• GIVEN EXERCISE: Pick out and copy every line below that has the word "Estimate".
─── SUPPLIED ENTRIES
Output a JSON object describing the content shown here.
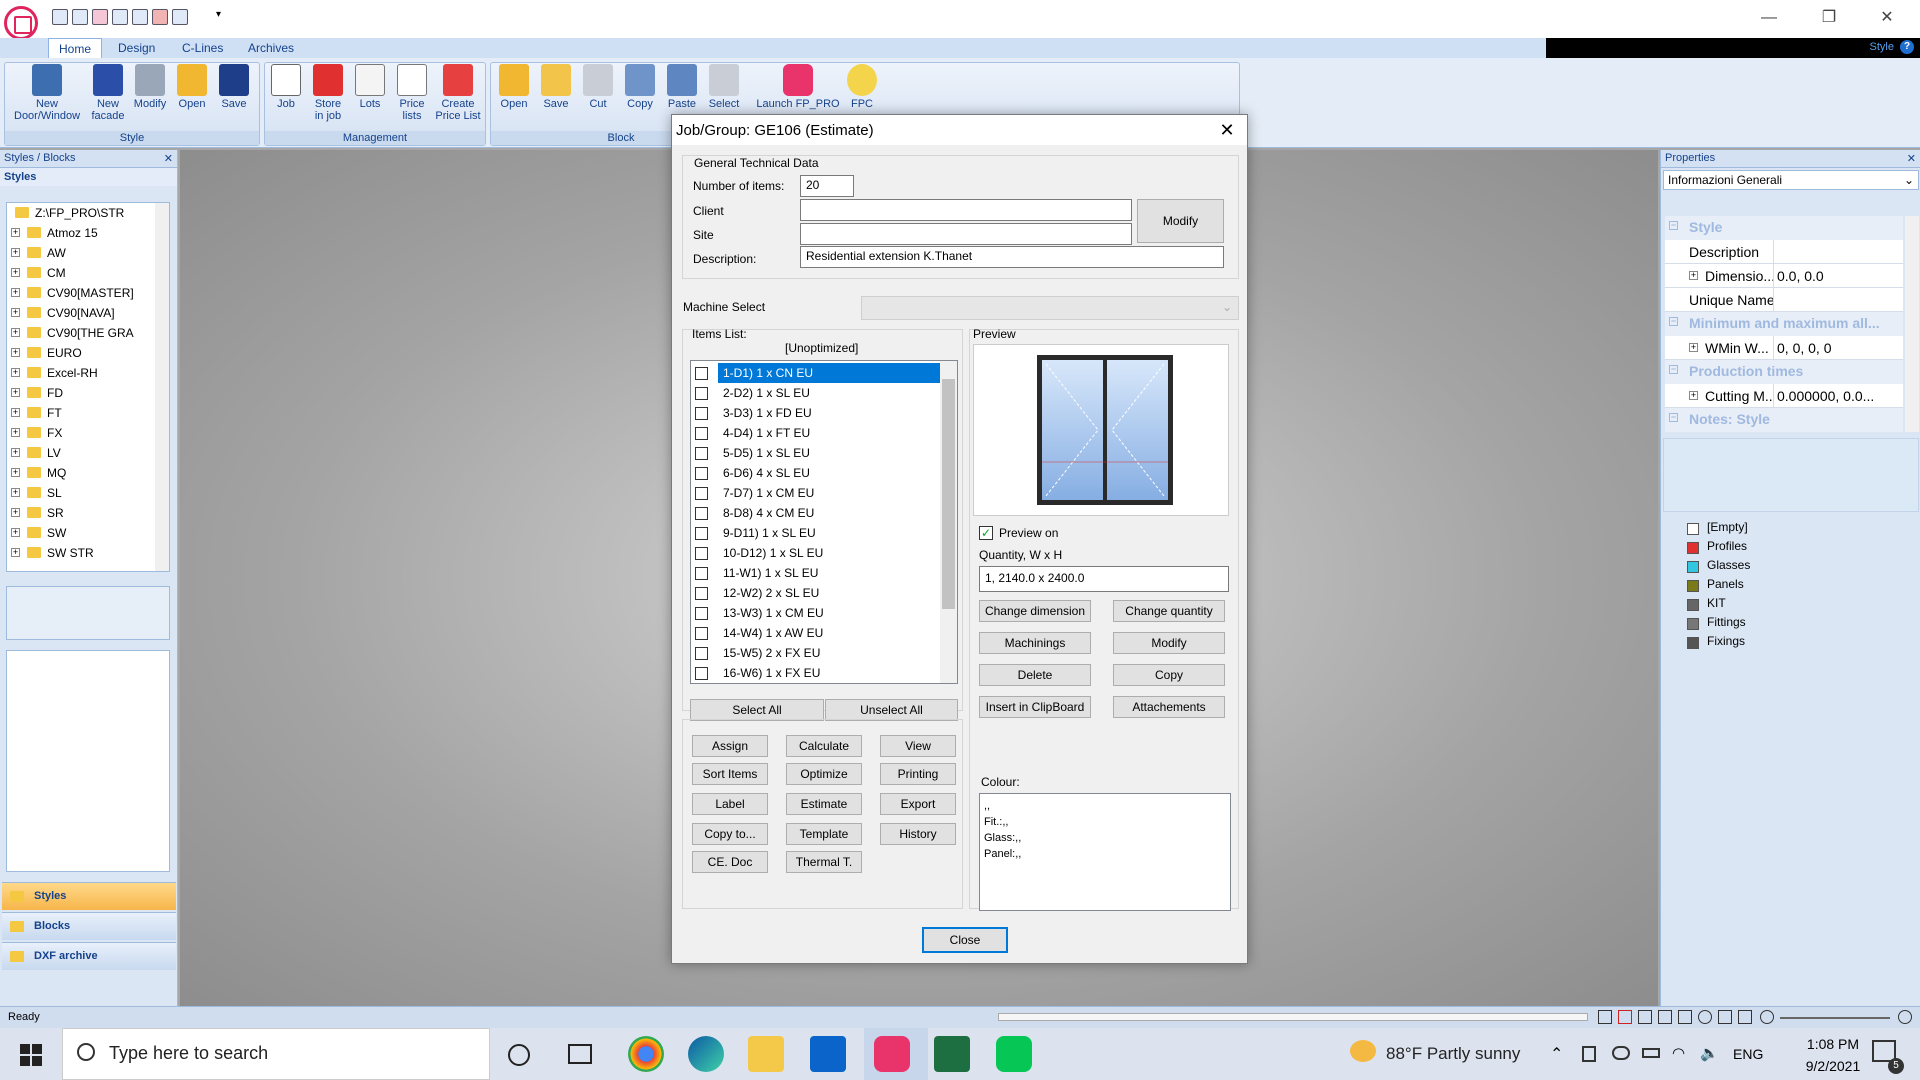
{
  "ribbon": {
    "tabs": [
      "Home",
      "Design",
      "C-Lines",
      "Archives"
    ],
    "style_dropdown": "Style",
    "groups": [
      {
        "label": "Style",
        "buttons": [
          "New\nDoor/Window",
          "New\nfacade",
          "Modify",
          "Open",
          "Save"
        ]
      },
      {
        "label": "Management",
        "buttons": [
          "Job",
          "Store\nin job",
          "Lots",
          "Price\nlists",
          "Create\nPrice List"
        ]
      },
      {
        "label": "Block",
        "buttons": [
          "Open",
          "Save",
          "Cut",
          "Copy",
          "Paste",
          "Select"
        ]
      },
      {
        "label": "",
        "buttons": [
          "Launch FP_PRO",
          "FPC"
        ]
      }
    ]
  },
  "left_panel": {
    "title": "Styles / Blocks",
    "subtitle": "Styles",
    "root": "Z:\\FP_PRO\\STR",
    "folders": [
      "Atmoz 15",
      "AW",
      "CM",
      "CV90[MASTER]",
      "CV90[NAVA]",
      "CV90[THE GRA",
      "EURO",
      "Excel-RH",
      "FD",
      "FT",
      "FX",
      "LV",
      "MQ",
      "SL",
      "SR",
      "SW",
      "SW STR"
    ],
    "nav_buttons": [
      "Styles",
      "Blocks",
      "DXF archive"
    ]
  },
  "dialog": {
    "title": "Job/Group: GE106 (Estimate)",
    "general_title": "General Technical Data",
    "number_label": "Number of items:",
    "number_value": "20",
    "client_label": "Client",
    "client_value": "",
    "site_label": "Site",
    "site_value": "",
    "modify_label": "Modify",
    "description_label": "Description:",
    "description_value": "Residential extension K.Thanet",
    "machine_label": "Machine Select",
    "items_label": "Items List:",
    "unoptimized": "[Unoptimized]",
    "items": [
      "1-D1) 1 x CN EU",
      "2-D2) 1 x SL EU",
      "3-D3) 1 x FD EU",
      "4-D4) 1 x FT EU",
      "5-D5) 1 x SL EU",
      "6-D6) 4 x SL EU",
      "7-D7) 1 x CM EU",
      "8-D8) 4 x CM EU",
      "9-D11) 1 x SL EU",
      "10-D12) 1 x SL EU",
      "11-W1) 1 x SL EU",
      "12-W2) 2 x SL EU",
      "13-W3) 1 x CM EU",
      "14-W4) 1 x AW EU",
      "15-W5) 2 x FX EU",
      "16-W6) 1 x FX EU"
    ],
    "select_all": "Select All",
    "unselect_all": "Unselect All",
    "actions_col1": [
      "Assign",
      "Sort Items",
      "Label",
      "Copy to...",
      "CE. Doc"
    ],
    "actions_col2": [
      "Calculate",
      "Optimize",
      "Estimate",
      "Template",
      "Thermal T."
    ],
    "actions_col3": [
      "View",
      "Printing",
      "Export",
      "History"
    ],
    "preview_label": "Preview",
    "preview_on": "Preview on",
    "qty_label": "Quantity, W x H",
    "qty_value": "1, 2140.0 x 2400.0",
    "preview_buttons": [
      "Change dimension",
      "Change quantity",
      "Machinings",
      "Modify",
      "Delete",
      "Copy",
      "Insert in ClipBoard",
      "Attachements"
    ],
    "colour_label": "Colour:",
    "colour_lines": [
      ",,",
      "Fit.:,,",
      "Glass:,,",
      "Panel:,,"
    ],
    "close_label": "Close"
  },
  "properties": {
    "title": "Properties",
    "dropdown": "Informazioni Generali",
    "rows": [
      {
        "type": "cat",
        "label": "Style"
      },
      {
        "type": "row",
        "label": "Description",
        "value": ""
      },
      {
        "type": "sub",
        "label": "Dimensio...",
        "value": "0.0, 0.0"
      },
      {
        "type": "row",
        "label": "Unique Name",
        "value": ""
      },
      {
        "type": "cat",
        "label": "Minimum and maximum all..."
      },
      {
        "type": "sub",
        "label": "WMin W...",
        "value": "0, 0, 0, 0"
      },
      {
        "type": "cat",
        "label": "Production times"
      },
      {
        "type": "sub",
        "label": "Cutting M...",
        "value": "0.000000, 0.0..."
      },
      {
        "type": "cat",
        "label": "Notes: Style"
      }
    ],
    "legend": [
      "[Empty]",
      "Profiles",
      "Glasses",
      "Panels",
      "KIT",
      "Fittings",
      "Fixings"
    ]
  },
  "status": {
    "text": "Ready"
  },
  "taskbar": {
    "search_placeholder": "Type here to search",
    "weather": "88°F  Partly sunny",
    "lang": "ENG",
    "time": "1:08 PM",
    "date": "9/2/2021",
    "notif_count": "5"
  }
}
──────
• WRITTEN RESPONSE:
    "title": "Job/Group: GE106 (Estimate)",
      "Estimate",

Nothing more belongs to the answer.